▶
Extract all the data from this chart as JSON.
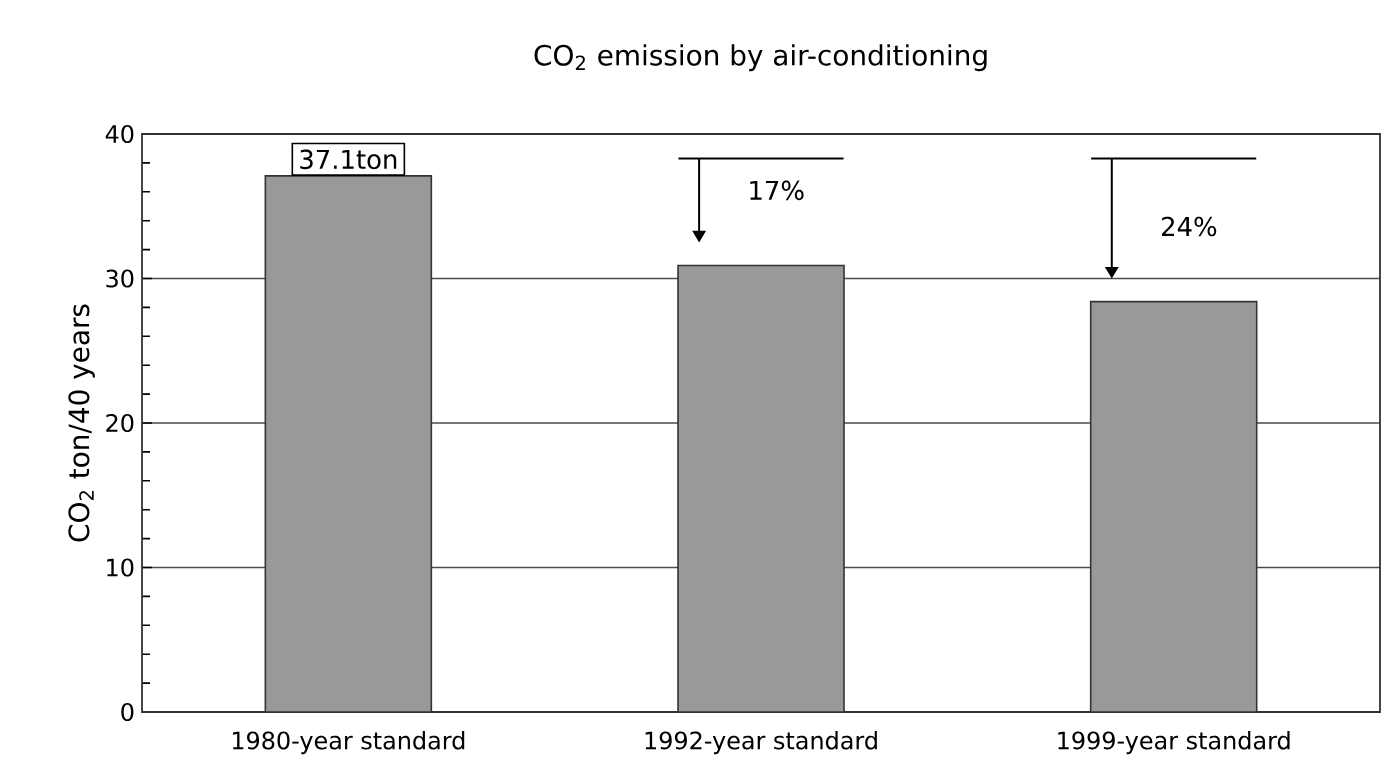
{
  "chart_data": {
    "type": "bar",
    "title": "CO$_{2}$ emission by air-conditioning",
    "ylabel": "CO$_{2}$ ton/40 years",
    "categories": [
      "1980-year standard",
      "1992-year standard",
      "1999-year standard"
    ],
    "values": [
      37.1,
      30.9,
      28.4
    ],
    "color": "#999999",
    "ylim": [
      0,
      40
    ],
    "yticks": [
      0,
      10,
      20,
      30,
      40
    ],
    "grid": "y",
    "annotations": [
      {
        "text": "37.1ton",
        "x": "1980-year standard",
        "y": 37.1
      },
      {
        "text": "17%",
        "x": "1992-year standard",
        "y": 30.9
      },
      {
        "text": "24%",
        "x": "1999-year standard",
        "y": 28.4
      }
    ]
  }
}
◀
Print each record exactly as it stands, leaving the images out.

THE RESPONSE:
Extract all the data from this chart as JSON.
{
  "chart_data": {
    "type": "bar",
    "title": "CO$_{2}$ emission by air-conditioning",
    "ylabel": "CO$_{2}$ ton/40 years",
    "categories": [
      "1980-year standard",
      "1992-year standard",
      "1999-year standard"
    ],
    "values": [
      37.1,
      30.9,
      28.4
    ],
    "color": "#999999",
    "ylim": [
      0,
      40
    ],
    "yticks": [
      0,
      10,
      20,
      30,
      40
    ],
    "grid": "y",
    "annotations": [
      {
        "text": "37.1ton",
        "x": "1980-year standard",
        "y": 37.1
      },
      {
        "text": "17%",
        "x": "1992-year standard",
        "y": 30.9
      },
      {
        "text": "24%",
        "x": "1999-year standard",
        "y": 28.4
      }
    ]
  }
}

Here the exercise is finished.